### [What to produce]
List all lines of the data that include the string "EVOLUCIÓN".

Data records

-- begin --

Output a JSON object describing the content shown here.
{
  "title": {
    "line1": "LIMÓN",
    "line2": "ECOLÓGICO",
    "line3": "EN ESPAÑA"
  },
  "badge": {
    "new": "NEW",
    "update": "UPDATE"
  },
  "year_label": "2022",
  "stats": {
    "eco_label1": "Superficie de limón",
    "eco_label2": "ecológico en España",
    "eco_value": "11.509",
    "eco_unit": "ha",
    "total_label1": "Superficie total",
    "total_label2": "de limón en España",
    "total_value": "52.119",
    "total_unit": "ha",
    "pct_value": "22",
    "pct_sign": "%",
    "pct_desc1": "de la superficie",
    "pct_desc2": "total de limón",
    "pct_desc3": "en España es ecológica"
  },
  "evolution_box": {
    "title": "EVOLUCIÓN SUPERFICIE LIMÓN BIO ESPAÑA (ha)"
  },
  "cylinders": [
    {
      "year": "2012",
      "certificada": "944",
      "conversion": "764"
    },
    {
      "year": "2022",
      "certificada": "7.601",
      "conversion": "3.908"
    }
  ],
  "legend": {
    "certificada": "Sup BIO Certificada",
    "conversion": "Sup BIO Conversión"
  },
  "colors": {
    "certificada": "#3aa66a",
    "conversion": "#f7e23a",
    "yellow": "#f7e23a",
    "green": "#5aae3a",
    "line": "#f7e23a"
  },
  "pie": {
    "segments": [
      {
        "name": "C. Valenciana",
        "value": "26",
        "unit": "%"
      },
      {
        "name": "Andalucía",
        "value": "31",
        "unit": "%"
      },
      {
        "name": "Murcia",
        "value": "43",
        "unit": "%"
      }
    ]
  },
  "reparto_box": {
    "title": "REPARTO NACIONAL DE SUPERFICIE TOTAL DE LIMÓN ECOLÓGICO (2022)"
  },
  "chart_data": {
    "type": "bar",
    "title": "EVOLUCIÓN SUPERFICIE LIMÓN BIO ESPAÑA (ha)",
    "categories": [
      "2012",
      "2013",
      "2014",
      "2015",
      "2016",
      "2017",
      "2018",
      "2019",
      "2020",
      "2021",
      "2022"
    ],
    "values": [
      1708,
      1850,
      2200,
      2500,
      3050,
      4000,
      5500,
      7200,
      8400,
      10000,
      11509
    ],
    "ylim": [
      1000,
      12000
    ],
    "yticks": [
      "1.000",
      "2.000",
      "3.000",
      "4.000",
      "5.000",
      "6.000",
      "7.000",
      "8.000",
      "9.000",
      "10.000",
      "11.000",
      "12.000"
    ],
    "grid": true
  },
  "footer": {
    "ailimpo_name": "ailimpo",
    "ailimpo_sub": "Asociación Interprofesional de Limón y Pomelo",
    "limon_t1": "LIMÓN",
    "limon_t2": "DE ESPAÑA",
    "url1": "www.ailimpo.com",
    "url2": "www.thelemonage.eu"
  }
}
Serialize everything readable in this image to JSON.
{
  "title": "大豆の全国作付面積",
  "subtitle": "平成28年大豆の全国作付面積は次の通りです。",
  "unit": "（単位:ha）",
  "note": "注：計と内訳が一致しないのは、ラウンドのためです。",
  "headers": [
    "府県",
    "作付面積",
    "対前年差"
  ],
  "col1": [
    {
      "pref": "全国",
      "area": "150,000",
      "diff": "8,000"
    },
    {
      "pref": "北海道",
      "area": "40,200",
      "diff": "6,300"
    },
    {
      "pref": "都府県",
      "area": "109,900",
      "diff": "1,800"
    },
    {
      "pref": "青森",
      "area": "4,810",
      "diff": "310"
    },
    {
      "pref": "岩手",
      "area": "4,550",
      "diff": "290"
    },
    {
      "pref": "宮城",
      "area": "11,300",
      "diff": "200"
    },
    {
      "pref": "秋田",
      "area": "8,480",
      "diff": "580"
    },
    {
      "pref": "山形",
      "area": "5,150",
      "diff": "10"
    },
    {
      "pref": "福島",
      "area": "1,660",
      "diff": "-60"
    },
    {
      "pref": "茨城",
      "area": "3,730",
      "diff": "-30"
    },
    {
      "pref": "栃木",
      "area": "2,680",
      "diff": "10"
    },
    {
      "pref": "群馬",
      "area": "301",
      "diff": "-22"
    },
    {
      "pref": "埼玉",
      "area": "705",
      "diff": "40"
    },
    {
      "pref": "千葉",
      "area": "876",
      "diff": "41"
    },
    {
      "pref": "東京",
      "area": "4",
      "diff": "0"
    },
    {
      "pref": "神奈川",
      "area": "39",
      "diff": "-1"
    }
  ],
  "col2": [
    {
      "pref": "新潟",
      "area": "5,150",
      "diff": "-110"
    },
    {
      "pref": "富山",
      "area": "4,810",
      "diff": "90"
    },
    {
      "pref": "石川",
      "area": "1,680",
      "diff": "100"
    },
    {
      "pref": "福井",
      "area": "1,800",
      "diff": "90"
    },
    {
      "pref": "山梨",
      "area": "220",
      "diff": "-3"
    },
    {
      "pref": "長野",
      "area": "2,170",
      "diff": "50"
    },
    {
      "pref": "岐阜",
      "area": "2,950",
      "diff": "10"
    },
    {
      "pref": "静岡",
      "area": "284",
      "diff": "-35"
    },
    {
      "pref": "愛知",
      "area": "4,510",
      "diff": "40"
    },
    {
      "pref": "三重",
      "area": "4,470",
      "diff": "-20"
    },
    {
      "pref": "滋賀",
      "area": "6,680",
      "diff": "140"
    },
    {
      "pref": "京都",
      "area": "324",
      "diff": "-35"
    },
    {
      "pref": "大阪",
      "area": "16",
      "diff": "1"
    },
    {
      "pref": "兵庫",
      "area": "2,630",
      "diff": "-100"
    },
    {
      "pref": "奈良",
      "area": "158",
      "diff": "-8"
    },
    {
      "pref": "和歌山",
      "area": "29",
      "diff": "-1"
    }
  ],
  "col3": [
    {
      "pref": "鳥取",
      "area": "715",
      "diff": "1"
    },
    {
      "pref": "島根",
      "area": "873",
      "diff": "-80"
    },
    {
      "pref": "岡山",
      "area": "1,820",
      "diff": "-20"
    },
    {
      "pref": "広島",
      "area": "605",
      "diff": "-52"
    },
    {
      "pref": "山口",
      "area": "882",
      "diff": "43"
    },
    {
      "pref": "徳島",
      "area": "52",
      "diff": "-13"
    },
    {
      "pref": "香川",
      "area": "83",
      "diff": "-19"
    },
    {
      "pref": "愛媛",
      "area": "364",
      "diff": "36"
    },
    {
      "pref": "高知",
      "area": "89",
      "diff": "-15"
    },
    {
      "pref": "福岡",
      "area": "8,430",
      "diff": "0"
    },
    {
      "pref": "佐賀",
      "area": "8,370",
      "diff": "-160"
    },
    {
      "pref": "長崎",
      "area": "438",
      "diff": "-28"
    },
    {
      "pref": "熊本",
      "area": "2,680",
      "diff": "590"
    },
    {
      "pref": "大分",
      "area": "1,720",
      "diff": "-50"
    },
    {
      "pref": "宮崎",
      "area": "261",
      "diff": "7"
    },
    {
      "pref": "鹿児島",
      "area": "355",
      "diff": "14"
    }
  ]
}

-- end --

### [Task result]
    "title": "EVOLUCIÓN SUPERFICIE LIMÓN BIO ESPAÑA (ha)"
    "title": "EVOLUCIÓN SUPERFICIE LIMÓN BIO ESPAÑA (ha)",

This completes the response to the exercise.